Description of the task: Every record below should be written out exactly; pictures stay out.

[Figure collection entries]
************
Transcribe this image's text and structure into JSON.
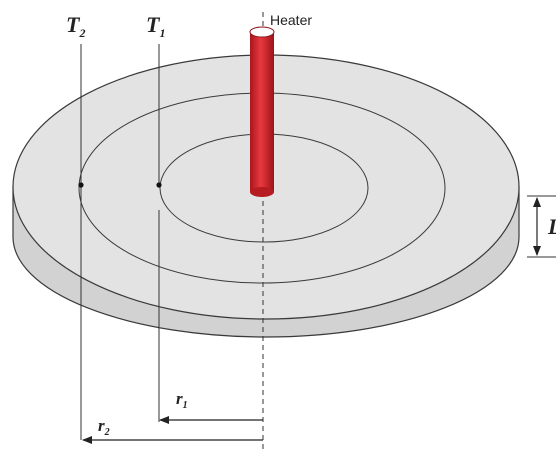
{
  "diagram": {
    "labels": {
      "t1": "T",
      "t1_sub": "1",
      "t2": "T",
      "t2_sub": "2",
      "heater": "Heater",
      "r1": "r",
      "r1_sub": "1",
      "r2": "r",
      "r2_sub": "2",
      "thickness": "L"
    },
    "colors": {
      "disk_top": "#e3e3e3",
      "disk_side": "#d2d2d2",
      "outline": "#3a3a3a",
      "heater": "#d8232a",
      "heater_top": "#ffffff",
      "background": "#ffffff"
    }
  }
}
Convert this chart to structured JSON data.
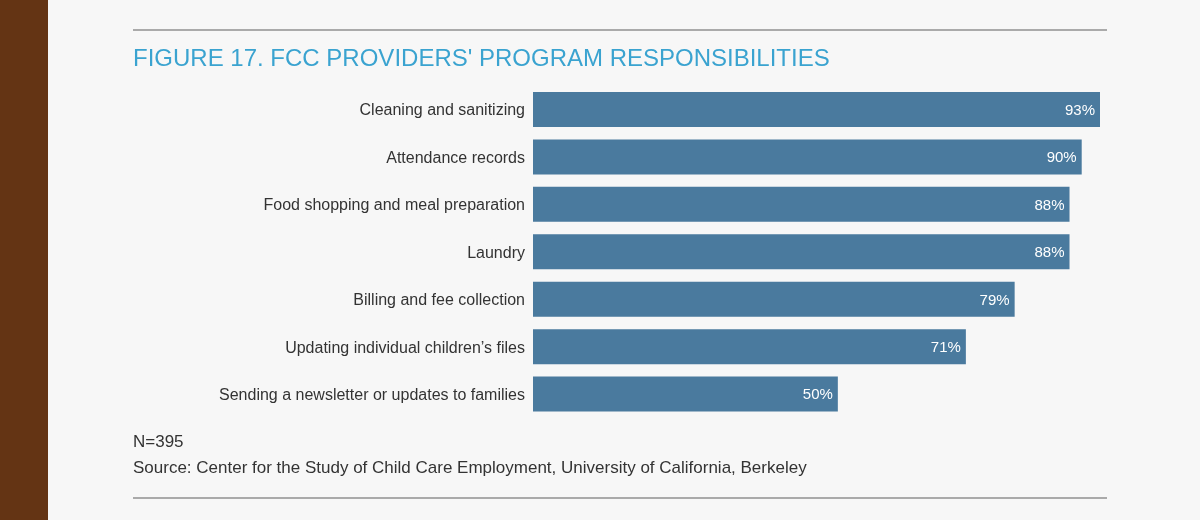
{
  "chart_data": {
    "type": "bar",
    "orientation": "horizontal",
    "title": "FIGURE 17. FCC PROVIDERS' PROGRAM RESPONSIBILITIES",
    "categories": [
      "Cleaning and sanitizing",
      "Attendance records",
      "Food shopping and meal preparation",
      "Laundry",
      "Billing and fee collection",
      "Updating individual children’s files",
      "Sending a newsletter or updates to families"
    ],
    "values": [
      93,
      90,
      88,
      88,
      79,
      71,
      50
    ],
    "value_labels": [
      "93%",
      "90%",
      "88%",
      "88%",
      "79%",
      "71%",
      "50%"
    ],
    "color": "#4a7a9e",
    "tick_labels": "y",
    "annotations": [
      "N=395",
      "Source: Center for the Study of Child Care Employment, University of California, Berkeley"
    ]
  }
}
************
Complete output:
Transcribe this image's text and structure into JSON.
{
  "diagram": {
    "labels": {
      "t1": "T",
      "t1_sub": "1",
      "t2": "T",
      "t2_sub": "2",
      "heater": "Heater",
      "r1": "r",
      "r1_sub": "1",
      "r2": "r",
      "r2_sub": "2",
      "thickness": "L"
    },
    "colors": {
      "disk_top": "#e3e3e3",
      "disk_side": "#d2d2d2",
      "outline": "#3a3a3a",
      "heater": "#d8232a",
      "heater_top": "#ffffff",
      "background": "#ffffff"
    }
  }
}
Convert this chart to structured JSON data.
{
  "chart_data": {
    "type": "bar",
    "orientation": "horizontal",
    "title": "FIGURE 17. FCC PROVIDERS' PROGRAM RESPONSIBILITIES",
    "categories": [
      "Cleaning and sanitizing",
      "Attendance records",
      "Food shopping and meal preparation",
      "Laundry",
      "Billing and fee collection",
      "Updating individual children’s files",
      "Sending a newsletter or updates to families"
    ],
    "values": [
      93,
      90,
      88,
      88,
      79,
      71,
      50
    ],
    "value_labels": [
      "93%",
      "90%",
      "88%",
      "88%",
      "79%",
      "71%",
      "50%"
    ],
    "color": "#4a7a9e",
    "tick_labels": "y",
    "annotations": [
      "N=395",
      "Source: Center for the Study of Child Care Employment, University of California, Berkeley"
    ]
  }
}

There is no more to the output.